▶ _Task details_:
Return the count of lines that mention "annuel", with no other words.

▽

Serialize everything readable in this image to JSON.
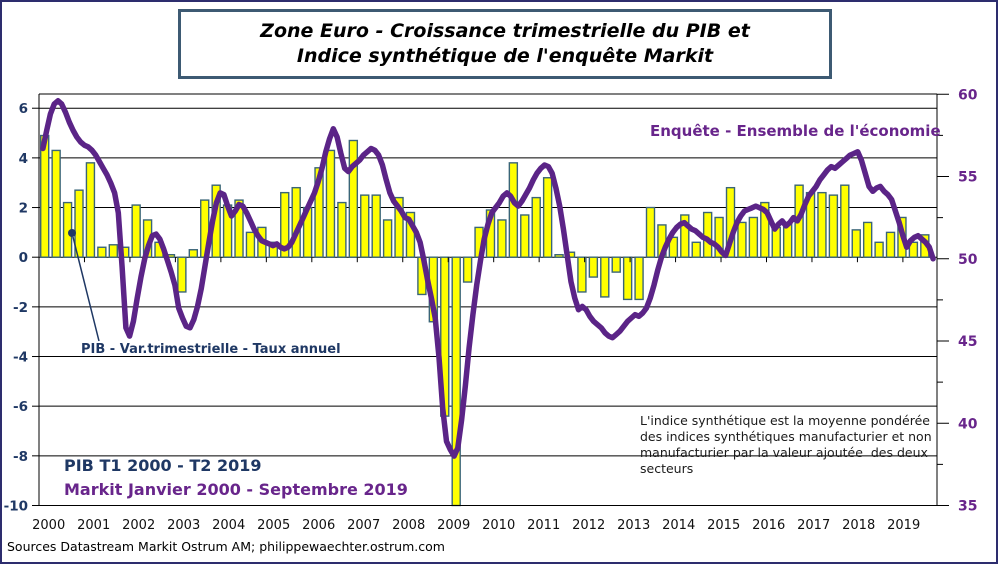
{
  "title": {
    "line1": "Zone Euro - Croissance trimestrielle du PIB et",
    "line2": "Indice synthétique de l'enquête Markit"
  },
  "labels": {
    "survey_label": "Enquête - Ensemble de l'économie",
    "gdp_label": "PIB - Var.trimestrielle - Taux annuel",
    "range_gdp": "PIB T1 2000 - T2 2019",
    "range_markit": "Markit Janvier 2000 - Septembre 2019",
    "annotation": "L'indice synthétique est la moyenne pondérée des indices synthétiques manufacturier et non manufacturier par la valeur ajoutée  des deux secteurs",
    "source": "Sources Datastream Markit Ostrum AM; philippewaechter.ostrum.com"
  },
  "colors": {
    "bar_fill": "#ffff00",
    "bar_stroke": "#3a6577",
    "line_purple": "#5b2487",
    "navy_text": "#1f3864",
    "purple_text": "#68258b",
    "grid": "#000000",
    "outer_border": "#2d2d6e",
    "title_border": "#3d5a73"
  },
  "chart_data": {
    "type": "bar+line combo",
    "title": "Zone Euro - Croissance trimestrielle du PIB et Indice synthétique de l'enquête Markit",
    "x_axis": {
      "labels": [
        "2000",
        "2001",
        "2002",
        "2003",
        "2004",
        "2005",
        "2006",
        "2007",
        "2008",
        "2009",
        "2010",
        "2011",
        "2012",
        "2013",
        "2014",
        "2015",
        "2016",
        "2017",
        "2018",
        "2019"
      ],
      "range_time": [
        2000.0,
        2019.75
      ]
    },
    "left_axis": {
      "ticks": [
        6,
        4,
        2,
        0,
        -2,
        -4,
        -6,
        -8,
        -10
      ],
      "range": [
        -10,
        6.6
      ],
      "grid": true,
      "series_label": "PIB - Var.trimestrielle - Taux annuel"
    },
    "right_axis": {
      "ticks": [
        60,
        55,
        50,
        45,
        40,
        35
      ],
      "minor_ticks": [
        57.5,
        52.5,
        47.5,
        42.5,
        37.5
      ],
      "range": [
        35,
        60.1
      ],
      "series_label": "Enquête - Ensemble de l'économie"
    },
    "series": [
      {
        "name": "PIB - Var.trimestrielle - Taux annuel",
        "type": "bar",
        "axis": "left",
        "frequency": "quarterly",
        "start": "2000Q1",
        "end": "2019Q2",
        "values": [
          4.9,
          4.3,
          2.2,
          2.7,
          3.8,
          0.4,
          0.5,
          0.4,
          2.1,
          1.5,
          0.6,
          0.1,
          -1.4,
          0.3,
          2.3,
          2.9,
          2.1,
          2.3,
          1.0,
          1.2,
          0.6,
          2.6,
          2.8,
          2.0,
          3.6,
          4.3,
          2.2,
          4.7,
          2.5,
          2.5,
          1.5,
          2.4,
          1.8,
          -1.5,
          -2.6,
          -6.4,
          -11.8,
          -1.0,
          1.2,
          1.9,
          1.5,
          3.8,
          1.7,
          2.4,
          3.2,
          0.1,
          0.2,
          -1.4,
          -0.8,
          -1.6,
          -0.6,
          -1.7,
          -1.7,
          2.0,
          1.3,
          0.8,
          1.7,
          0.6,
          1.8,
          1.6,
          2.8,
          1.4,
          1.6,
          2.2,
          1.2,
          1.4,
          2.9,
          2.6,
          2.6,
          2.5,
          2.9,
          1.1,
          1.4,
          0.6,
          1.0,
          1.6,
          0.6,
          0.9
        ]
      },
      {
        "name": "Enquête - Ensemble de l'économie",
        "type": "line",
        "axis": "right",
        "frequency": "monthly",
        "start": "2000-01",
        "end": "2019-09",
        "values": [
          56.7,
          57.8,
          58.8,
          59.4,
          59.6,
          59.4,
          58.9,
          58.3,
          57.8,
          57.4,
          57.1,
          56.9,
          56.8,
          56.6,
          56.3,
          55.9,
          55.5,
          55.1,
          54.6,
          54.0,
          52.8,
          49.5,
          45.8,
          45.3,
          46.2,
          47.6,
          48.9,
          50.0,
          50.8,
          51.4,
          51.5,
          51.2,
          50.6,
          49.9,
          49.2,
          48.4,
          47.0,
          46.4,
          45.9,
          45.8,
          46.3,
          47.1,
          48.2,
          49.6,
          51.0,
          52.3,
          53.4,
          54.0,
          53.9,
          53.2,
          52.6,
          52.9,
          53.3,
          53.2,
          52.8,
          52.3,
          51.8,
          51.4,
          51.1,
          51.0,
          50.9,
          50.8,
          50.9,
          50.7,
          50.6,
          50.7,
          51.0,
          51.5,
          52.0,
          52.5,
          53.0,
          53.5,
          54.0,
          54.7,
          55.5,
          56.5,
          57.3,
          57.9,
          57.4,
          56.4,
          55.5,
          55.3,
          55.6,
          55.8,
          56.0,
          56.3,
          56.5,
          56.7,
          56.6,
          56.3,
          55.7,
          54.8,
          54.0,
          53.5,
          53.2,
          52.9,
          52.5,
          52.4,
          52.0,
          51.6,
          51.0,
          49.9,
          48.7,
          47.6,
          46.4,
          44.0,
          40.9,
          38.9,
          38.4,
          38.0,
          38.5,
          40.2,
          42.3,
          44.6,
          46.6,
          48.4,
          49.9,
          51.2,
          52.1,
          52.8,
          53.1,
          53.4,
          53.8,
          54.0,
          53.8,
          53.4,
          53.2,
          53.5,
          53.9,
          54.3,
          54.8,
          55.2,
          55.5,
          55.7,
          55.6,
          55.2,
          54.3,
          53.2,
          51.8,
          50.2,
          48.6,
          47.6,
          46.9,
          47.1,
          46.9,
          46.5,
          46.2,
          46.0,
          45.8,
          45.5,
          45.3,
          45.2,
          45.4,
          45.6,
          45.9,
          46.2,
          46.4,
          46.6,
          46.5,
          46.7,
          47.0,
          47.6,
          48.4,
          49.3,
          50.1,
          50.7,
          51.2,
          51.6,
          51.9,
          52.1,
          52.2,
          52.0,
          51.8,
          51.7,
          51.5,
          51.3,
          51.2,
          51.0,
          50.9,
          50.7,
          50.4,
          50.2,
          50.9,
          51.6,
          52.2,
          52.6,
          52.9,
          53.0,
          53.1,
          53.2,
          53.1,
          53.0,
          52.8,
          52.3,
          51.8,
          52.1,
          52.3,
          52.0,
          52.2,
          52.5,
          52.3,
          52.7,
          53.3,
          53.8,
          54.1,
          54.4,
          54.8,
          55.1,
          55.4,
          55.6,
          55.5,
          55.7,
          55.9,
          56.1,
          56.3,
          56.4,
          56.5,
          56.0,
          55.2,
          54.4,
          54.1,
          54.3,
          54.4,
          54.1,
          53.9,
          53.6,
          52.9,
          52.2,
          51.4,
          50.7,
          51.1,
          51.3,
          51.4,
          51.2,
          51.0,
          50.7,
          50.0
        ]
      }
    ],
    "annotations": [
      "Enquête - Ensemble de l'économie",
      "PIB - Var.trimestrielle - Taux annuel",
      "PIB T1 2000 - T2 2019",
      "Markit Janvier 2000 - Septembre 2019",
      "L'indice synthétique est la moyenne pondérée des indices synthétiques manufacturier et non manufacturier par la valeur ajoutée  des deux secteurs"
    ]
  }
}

△
▽

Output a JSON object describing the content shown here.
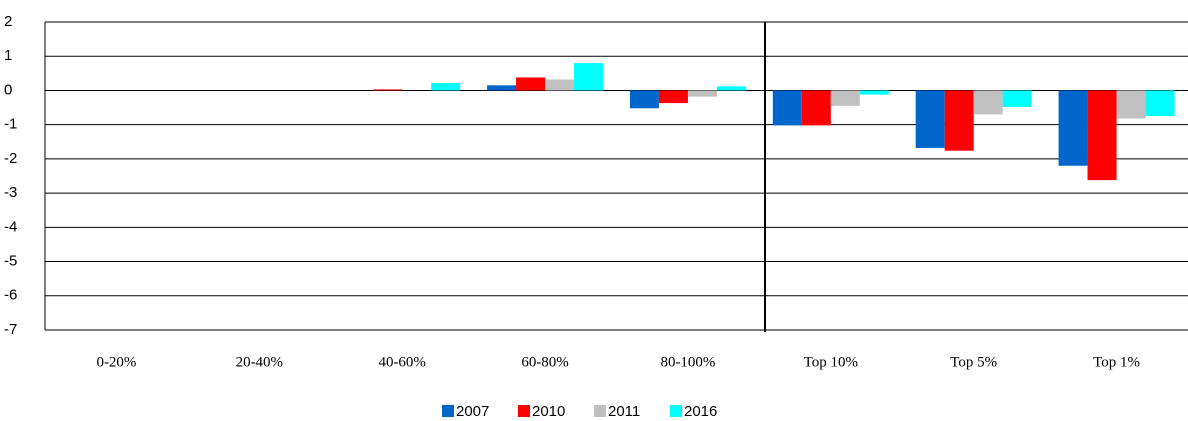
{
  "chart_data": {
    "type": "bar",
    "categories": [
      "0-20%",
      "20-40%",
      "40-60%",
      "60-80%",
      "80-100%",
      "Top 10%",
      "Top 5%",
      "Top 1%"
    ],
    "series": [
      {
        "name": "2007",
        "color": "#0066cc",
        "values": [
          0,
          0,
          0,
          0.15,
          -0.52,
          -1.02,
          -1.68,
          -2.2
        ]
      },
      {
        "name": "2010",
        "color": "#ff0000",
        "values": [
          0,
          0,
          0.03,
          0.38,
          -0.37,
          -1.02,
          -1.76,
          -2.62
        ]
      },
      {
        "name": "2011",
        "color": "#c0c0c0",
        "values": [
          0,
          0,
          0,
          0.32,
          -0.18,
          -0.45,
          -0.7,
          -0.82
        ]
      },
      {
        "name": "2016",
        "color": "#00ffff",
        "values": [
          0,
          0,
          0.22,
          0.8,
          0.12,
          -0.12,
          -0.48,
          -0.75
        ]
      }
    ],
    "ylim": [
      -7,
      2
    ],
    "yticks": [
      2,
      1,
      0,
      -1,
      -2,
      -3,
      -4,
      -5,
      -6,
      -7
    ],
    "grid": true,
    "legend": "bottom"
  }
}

△

▶ _Finished answer_:
4